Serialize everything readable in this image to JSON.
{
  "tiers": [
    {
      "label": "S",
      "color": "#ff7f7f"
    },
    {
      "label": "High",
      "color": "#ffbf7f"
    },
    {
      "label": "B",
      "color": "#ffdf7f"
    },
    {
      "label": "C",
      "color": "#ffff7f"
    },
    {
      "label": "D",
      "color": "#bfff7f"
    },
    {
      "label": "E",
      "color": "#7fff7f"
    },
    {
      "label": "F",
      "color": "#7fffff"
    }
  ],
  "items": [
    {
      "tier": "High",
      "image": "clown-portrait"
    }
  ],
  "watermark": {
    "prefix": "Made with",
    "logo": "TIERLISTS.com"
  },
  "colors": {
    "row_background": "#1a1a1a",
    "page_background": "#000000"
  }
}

---+---

What to do:
All lines in the data that contain the word "label" should be copied.

Answer:
      "label": "S",
      "label": "High",
      "label": "B",
      "label": "C",
      "label": "D",
      "label": "E",
      "label": "F",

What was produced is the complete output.